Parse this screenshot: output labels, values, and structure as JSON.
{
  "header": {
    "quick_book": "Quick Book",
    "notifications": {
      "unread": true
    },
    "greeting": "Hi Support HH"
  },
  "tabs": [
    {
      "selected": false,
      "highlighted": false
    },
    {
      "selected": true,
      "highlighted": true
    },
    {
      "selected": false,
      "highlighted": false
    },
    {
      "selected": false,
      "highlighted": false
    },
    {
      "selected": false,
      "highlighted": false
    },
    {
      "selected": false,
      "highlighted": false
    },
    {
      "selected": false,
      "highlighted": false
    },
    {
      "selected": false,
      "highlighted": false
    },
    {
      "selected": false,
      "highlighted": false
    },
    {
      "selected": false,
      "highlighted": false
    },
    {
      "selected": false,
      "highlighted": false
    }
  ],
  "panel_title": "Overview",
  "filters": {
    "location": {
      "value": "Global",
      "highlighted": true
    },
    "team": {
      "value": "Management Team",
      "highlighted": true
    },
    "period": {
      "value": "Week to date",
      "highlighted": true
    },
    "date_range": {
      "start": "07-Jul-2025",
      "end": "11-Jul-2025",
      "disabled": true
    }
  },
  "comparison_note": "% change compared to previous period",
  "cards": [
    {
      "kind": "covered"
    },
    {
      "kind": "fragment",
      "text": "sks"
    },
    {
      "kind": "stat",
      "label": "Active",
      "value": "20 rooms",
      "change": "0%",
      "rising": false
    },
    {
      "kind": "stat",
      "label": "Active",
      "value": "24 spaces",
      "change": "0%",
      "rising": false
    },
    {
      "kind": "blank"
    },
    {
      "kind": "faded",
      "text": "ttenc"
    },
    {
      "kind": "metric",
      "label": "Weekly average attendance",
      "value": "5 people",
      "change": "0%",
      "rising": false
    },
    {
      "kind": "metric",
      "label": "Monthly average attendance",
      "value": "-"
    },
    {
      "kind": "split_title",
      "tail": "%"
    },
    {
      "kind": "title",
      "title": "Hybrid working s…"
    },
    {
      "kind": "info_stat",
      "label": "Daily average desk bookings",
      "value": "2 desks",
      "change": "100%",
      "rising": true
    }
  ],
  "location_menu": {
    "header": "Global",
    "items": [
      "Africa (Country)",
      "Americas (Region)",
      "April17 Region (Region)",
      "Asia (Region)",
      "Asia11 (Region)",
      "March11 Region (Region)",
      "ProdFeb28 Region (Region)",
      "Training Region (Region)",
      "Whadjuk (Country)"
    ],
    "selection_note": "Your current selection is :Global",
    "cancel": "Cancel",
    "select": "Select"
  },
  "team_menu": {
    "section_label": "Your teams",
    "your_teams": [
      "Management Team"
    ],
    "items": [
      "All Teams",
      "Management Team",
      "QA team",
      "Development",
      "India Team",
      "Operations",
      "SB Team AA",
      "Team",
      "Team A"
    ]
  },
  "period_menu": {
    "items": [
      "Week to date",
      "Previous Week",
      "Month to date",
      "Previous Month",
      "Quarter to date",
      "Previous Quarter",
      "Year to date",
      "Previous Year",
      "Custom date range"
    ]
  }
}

EXERCISE AIM: Would you reproduce all the entries exactly?

IN RESPONSE:
Parse this screenshot: output labels, values, and structure as JSON.
{
  "header": {
    "quick_book": "Quick Book",
    "notifications": {
      "unread": true
    },
    "greeting": "Hi Support HH"
  },
  "tabs": [
    {
      "selected": false,
      "highlighted": false
    },
    {
      "selected": true,
      "highlighted": true
    },
    {
      "selected": false,
      "highlighted": false
    },
    {
      "selected": false,
      "highlighted": false
    },
    {
      "selected": false,
      "highlighted": false
    },
    {
      "selected": false,
      "highlighted": false
    },
    {
      "selected": false,
      "highlighted": false
    },
    {
      "selected": false,
      "highlighted": false
    },
    {
      "selected": false,
      "highlighted": false
    },
    {
      "selected": false,
      "highlighted": false
    },
    {
      "selected": false,
      "highlighted": false
    }
  ],
  "panel_title": "Overview",
  "filters": {
    "location": {
      "value": "Global",
      "highlighted": true
    },
    "team": {
      "value": "Management Team",
      "highlighted": true
    },
    "period": {
      "value": "Week to date",
      "highlighted": true
    },
    "date_range": {
      "start": "07-Jul-2025",
      "end": "11-Jul-2025",
      "disabled": true
    }
  },
  "comparison_note": "% change compared to previous period",
  "cards": [
    {
      "kind": "covered"
    },
    {
      "kind": "fragment",
      "text": "sks"
    },
    {
      "kind": "stat",
      "label": "Active",
      "value": "20 rooms",
      "change": "0%",
      "rising": false
    },
    {
      "kind": "stat",
      "label": "Active",
      "value": "24 spaces",
      "change": "0%",
      "rising": false
    },
    {
      "kind": "blank"
    },
    {
      "kind": "faded",
      "text": "ttenc"
    },
    {
      "kind": "metric",
      "label": "Weekly average attendance",
      "value": "5 people",
      "change": "0%",
      "rising": false
    },
    {
      "kind": "metric",
      "label": "Monthly average attendance",
      "value": "-"
    },
    {
      "kind": "split_title",
      "tail": "%"
    },
    {
      "kind": "title",
      "title": "Hybrid working s…"
    },
    {
      "kind": "info_stat",
      "label": "Daily average desk bookings",
      "value": "2 desks",
      "change": "100%",
      "rising": true
    }
  ],
  "location_menu": {
    "header": "Global",
    "items": [
      "Africa (Country)",
      "Americas (Region)",
      "April17 Region (Region)",
      "Asia (Region)",
      "Asia11 (Region)",
      "March11 Region (Region)",
      "ProdFeb28 Region (Region)",
      "Training Region (Region)",
      "Whadjuk (Country)"
    ],
    "selection_note": "Your current selection is :Global",
    "cancel": "Cancel",
    "select": "Select"
  },
  "team_menu": {
    "section_label": "Your teams",
    "your_teams": [
      "Management Team"
    ],
    "items": [
      "All Teams",
      "Management Team",
      "QA team",
      "Development",
      "India Team",
      "Operations",
      "SB Team AA",
      "Team",
      "Team A"
    ]
  },
  "period_menu": {
    "items": [
      "Week to date",
      "Previous Week",
      "Month to date",
      "Previous Month",
      "Quarter to date",
      "Previous Quarter",
      "Year to date",
      "Previous Year",
      "Custom date range"
    ]
  }
}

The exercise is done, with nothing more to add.